Instructions for the task – Keep only the lines of the listing that include the word "Sheriff", and copy them.

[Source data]
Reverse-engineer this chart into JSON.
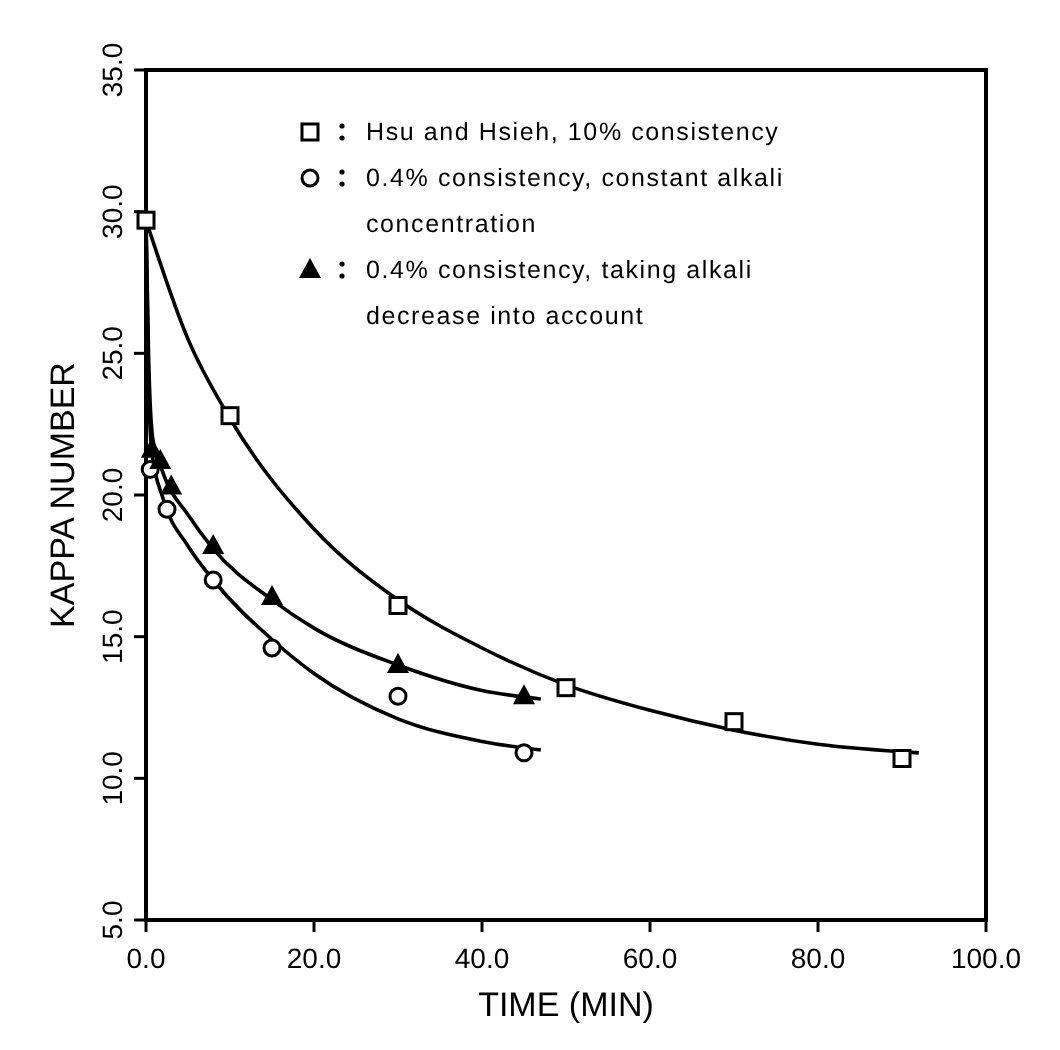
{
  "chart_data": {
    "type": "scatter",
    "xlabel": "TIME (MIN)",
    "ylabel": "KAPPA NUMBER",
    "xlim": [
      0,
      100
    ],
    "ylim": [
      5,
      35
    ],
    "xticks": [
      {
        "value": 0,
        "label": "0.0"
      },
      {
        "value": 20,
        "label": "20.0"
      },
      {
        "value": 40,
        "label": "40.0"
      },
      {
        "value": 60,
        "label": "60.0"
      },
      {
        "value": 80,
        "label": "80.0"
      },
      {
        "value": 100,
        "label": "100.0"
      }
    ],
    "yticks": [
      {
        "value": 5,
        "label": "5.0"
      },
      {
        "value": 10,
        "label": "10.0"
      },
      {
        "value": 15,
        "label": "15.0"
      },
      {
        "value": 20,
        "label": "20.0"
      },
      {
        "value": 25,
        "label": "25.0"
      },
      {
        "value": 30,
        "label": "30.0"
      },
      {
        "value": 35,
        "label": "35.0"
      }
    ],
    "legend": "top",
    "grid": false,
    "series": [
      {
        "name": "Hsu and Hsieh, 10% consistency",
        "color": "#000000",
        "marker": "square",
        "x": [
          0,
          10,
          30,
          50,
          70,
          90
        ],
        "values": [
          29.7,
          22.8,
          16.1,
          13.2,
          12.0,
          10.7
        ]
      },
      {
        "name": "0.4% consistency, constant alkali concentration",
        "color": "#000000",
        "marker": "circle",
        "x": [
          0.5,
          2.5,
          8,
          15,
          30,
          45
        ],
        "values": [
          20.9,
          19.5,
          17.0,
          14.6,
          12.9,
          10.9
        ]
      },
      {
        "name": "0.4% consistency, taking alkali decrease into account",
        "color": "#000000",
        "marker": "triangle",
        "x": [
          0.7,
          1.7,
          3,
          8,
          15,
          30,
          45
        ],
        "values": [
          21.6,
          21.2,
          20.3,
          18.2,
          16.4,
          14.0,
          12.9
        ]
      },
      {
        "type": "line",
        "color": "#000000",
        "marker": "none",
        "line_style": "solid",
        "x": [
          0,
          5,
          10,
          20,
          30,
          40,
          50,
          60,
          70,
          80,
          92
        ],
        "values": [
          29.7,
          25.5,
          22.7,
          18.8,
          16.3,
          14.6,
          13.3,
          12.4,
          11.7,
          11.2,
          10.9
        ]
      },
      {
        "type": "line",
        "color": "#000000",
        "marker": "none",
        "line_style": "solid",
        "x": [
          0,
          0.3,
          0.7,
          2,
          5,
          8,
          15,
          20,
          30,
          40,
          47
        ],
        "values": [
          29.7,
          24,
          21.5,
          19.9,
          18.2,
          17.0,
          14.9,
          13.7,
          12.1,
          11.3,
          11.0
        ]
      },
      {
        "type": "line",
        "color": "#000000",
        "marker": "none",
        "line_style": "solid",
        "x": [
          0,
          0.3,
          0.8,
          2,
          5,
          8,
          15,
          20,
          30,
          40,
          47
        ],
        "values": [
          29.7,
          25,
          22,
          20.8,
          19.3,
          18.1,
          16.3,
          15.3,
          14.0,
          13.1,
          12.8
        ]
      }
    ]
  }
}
==
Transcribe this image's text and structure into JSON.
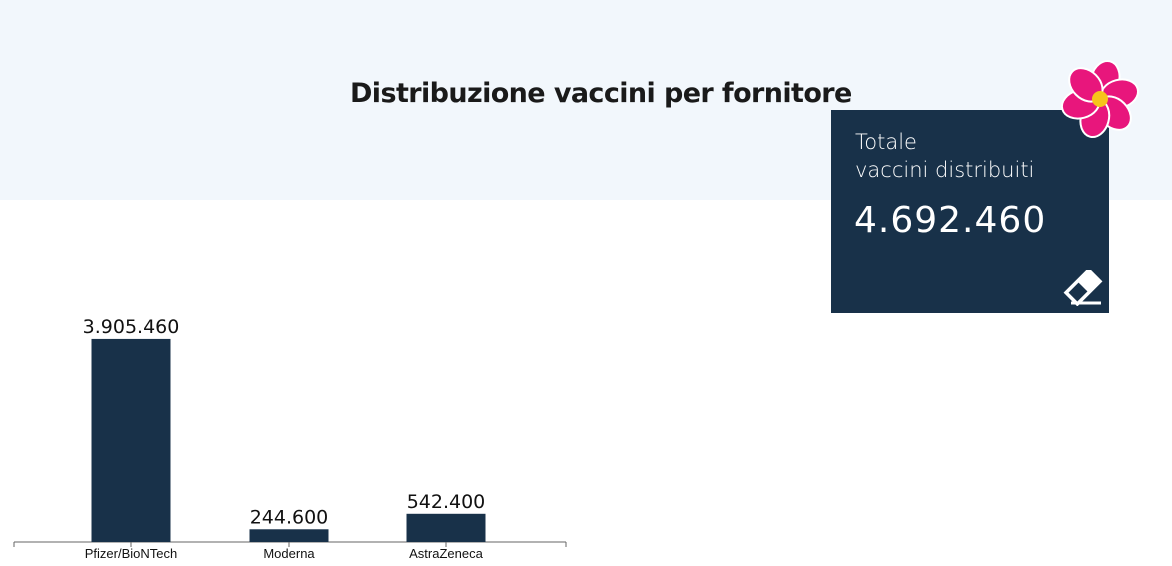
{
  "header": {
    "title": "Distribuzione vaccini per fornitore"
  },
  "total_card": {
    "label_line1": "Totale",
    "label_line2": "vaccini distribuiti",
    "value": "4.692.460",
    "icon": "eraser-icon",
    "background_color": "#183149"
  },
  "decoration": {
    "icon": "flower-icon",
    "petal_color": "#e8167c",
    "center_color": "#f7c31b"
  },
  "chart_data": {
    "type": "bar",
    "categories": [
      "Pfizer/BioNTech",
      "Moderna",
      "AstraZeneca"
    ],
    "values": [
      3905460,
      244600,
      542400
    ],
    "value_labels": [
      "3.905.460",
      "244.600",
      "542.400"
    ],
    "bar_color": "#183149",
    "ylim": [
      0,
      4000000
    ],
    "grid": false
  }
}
...
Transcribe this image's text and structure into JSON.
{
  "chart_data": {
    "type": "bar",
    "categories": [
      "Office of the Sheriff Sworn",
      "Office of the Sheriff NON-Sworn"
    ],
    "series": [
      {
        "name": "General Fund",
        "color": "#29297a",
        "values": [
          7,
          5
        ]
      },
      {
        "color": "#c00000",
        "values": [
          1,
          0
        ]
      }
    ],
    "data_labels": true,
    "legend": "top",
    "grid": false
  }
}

The completed task –
      "Office of the Sheriff Sworn",
      "Office of the Sheriff NON-Sworn"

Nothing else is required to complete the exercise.